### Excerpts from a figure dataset
○ ○ ○ ○

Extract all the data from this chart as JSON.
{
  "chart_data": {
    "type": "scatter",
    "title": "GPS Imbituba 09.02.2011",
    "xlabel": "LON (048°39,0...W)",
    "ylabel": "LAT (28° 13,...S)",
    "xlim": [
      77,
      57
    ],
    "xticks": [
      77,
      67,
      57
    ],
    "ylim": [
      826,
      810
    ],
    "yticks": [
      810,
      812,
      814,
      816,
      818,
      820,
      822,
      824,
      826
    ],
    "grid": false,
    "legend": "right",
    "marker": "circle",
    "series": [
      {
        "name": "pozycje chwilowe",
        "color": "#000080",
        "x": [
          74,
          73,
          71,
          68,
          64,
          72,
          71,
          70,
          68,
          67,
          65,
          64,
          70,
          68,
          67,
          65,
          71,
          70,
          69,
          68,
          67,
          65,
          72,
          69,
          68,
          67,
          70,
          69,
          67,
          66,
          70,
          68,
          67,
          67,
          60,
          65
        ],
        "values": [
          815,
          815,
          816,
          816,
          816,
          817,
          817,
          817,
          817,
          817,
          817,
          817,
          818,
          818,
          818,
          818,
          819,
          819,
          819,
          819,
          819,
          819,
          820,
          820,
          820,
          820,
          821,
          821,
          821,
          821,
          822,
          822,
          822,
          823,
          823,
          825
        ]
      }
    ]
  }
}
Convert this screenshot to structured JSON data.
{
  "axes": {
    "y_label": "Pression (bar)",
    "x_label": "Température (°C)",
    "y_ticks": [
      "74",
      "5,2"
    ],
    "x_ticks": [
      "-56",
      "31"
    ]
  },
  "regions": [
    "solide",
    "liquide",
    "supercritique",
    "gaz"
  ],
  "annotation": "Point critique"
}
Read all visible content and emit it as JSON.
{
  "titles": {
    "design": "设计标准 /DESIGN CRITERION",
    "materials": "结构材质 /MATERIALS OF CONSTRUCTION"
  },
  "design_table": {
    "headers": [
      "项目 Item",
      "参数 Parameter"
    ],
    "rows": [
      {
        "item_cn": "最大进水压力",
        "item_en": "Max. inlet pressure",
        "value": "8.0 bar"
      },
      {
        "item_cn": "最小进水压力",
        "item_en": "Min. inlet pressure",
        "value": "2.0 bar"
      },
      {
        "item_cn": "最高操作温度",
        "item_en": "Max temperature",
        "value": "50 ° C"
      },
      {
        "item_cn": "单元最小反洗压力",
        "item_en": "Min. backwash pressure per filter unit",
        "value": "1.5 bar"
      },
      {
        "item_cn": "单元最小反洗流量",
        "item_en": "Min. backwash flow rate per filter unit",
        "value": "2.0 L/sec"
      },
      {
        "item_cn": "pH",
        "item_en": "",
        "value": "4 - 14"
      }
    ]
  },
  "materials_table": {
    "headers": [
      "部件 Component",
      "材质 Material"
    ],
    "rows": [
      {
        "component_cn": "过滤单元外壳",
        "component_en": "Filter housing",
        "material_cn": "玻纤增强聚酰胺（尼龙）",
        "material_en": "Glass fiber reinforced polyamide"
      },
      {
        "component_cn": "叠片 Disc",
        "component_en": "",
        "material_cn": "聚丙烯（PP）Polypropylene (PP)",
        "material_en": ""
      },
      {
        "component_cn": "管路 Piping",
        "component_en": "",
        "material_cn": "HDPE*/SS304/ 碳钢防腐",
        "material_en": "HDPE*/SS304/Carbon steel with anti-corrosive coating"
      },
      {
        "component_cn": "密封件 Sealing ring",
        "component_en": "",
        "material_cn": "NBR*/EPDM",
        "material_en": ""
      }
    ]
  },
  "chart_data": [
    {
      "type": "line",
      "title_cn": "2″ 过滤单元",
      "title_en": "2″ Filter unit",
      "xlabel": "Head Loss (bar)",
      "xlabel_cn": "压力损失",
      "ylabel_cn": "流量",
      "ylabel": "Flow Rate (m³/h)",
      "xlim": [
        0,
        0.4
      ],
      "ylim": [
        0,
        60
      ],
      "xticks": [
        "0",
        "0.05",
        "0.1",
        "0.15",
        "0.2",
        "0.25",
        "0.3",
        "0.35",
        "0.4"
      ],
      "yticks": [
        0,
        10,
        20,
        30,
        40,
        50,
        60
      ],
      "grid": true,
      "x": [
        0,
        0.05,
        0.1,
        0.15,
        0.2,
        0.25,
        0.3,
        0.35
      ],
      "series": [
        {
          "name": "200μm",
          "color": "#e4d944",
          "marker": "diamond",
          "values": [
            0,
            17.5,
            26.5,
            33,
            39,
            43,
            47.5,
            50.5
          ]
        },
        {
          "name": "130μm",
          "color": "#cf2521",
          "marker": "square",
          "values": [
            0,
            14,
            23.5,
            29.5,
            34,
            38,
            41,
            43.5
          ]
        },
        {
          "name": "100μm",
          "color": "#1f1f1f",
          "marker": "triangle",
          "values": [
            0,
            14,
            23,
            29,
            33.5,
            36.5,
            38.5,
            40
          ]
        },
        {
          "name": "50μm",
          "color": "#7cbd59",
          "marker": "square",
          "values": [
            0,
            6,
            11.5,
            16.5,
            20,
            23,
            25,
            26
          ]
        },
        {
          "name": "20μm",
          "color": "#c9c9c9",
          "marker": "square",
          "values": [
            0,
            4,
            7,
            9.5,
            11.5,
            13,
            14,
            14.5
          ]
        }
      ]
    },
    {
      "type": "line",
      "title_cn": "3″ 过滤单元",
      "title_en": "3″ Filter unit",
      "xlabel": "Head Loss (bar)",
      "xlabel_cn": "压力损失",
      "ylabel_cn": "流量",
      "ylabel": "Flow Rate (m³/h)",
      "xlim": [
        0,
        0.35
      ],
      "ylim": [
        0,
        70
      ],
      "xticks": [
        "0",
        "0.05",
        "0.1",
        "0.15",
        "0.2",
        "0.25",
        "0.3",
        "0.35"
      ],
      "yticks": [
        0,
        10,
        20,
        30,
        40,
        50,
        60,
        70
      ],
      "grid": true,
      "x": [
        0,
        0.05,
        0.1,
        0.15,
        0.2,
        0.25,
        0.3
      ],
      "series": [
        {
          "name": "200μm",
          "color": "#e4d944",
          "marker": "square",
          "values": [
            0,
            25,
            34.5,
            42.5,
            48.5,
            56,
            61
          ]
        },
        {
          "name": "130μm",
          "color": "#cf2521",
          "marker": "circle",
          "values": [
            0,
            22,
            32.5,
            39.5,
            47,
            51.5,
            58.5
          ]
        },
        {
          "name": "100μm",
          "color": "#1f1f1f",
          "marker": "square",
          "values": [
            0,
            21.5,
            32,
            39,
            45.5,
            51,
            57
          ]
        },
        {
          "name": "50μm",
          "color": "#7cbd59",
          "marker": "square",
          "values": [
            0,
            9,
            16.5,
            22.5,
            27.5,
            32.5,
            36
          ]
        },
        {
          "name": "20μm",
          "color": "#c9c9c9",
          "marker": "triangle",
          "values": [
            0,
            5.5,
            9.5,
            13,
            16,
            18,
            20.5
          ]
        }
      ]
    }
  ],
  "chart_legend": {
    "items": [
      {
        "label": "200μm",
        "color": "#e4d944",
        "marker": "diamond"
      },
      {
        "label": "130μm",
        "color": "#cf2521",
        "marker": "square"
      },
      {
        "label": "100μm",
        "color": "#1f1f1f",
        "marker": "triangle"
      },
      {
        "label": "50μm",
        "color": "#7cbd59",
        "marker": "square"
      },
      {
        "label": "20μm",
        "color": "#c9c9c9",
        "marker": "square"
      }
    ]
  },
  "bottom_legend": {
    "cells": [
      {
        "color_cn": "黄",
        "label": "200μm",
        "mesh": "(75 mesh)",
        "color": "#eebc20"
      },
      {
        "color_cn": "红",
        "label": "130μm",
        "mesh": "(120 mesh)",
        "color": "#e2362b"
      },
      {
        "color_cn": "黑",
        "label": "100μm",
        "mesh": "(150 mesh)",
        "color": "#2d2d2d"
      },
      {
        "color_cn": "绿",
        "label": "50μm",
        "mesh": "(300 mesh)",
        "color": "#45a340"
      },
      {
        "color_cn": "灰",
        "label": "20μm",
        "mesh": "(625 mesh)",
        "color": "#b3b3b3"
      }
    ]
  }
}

○ ○ ○ ○

### Your objective
Which lines in the records above contain the string "this"? Copy each one.

### Correct result
Extract all the data from this chart as JSON.
Convert this screenshot to structured JSON data.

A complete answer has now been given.